— Begin Given records —

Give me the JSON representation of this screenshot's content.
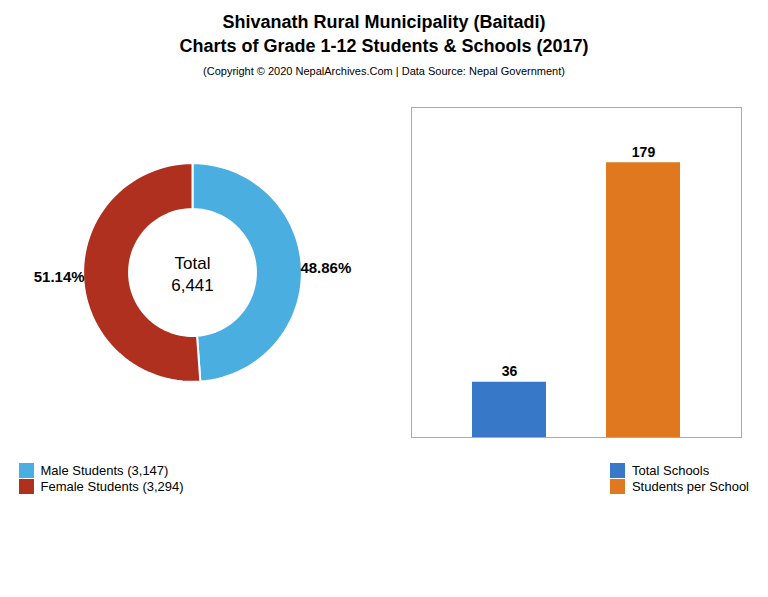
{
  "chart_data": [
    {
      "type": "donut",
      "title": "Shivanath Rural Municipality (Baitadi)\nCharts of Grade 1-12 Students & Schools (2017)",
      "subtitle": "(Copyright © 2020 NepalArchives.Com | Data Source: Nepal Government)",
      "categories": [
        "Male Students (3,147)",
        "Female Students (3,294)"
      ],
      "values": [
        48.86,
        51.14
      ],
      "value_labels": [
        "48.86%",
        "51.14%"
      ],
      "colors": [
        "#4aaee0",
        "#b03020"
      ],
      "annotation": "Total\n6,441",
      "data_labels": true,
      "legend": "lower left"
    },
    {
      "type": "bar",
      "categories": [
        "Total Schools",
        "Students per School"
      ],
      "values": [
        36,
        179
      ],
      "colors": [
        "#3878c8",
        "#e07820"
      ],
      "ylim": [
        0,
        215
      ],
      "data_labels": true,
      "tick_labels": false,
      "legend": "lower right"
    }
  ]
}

— End Given records —

▶ _Exercise_: Omit every picture while copying the listing above exactly.

▶ _Exercise solution_:
Give me the JSON representation of this screenshot's content.
{
  "chart_data": [
    {
      "type": "donut",
      "title": "Shivanath Rural Municipality (Baitadi)\nCharts of Grade 1-12 Students & Schools (2017)",
      "subtitle": "(Copyright © 2020 NepalArchives.Com | Data Source: Nepal Government)",
      "categories": [
        "Male Students (3,147)",
        "Female Students (3,294)"
      ],
      "values": [
        48.86,
        51.14
      ],
      "value_labels": [
        "48.86%",
        "51.14%"
      ],
      "colors": [
        "#4aaee0",
        "#b03020"
      ],
      "annotation": "Total\n6,441",
      "data_labels": true,
      "legend": "lower left"
    },
    {
      "type": "bar",
      "categories": [
        "Total Schools",
        "Students per School"
      ],
      "values": [
        36,
        179
      ],
      "colors": [
        "#3878c8",
        "#e07820"
      ],
      "ylim": [
        0,
        215
      ],
      "data_labels": true,
      "tick_labels": false,
      "legend": "lower right"
    }
  ]
}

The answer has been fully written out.